STATED TASK: Where a line in the listing contains the string "properties", copy that line out.

RECORD SET:

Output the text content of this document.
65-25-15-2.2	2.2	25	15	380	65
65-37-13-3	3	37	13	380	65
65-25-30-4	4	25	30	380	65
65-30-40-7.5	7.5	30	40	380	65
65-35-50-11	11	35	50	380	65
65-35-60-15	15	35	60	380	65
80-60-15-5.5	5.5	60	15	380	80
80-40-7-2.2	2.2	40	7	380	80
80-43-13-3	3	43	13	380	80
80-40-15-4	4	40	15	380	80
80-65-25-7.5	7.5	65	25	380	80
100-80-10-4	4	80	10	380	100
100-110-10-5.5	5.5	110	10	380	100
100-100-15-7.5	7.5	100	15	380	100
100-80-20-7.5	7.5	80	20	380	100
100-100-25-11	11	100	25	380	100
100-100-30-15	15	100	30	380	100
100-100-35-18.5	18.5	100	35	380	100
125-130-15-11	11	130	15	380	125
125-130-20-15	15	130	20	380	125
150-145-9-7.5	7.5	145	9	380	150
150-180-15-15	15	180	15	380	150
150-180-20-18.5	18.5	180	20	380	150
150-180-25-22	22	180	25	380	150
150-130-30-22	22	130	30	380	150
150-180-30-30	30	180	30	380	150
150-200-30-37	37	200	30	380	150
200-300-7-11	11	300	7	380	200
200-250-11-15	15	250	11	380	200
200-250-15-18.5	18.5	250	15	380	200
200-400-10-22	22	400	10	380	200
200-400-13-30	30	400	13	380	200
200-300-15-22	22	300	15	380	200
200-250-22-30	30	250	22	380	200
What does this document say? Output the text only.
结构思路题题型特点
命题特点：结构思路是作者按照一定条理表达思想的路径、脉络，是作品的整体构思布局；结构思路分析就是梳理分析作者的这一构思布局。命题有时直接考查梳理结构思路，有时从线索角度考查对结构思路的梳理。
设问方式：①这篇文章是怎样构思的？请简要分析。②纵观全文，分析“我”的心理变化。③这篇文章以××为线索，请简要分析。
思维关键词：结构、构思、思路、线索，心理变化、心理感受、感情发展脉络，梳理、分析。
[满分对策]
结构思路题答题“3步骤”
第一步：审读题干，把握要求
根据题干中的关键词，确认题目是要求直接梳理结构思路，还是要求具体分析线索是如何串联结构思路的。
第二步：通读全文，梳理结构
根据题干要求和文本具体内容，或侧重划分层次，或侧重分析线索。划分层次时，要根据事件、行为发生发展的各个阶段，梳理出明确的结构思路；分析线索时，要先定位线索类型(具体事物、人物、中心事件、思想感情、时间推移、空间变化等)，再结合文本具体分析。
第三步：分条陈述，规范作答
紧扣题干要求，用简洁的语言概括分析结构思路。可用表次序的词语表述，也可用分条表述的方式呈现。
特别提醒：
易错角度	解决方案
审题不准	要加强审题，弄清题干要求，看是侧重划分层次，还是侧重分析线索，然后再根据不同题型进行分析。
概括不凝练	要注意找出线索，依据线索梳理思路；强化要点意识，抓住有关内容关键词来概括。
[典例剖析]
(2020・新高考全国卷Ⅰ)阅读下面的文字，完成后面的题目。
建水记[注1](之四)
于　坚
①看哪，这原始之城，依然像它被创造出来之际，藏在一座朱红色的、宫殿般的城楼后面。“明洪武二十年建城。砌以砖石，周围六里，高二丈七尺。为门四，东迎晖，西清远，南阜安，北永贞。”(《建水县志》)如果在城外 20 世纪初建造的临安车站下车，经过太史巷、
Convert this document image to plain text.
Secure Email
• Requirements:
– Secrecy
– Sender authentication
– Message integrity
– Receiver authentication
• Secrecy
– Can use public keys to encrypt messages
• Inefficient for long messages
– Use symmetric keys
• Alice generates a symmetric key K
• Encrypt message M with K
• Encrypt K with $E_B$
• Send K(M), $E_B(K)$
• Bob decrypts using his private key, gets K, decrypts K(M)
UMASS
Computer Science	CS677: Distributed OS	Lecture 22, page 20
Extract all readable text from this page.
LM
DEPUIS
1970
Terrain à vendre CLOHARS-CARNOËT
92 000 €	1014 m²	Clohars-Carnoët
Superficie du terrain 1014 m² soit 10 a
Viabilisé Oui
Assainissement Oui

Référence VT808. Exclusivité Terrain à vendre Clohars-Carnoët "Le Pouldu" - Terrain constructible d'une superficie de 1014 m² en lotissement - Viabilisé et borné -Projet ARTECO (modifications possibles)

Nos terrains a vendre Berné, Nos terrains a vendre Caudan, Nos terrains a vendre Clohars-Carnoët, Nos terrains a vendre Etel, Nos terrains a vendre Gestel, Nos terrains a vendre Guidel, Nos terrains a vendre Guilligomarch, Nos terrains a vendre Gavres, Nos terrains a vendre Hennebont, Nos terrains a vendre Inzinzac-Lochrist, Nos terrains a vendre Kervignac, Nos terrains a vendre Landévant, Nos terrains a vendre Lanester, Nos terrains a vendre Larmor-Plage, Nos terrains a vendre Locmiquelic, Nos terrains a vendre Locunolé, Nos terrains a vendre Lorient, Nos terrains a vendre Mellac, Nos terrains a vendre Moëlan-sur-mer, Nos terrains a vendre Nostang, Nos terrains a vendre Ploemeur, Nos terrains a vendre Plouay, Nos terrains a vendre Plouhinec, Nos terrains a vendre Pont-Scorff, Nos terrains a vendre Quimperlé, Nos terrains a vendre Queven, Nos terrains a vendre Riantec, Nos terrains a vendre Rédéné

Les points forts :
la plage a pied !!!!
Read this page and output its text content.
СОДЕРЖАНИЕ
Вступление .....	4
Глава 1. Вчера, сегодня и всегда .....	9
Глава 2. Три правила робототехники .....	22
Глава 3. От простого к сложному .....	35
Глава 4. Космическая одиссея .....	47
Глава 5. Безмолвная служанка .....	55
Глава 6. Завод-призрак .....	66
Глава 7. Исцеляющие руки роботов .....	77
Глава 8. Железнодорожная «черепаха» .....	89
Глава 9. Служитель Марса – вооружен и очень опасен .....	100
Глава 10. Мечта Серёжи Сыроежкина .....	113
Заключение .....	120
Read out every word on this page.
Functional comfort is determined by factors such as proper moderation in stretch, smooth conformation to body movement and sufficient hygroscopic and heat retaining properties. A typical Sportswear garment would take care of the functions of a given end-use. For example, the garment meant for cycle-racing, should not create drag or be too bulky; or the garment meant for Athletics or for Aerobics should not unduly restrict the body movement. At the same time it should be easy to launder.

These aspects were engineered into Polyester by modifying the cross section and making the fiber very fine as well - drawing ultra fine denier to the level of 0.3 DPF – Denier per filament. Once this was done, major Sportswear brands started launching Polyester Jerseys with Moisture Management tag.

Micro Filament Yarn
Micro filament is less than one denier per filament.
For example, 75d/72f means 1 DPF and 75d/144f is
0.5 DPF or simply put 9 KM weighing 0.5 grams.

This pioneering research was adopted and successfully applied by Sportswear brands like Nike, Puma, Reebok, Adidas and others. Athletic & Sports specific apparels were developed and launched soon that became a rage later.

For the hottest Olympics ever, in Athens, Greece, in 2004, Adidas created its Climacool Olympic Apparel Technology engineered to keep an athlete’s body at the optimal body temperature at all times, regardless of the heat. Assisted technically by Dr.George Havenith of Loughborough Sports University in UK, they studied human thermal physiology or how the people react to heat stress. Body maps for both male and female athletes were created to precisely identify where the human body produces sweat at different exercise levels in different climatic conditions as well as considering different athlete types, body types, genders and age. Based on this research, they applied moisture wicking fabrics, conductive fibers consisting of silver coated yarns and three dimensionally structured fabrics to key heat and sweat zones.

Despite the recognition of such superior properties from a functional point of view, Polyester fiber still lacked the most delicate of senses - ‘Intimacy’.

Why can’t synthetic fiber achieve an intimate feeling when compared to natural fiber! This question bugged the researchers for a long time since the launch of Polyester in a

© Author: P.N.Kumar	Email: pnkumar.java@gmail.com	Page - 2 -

THE OUTPUT:
Functional comfort is determined by factors such as proper moderation in stretch, smooth conformation to body movement and sufficient hygroscopic and heat retaining properties. A typical Sportswear garment would take care of the functions of a given end-use. For example, the garment meant for cycle-racing, should not create drag or be too bulky; or the garment meant for Athletics or for Aerobics should not unduly restrict the body movement. At the same time it should be easy to launder.
Despite the recognition of such superior properties from a functional point of view, Polyester fiber still lacked the most delicate of senses - ‘Intimacy’.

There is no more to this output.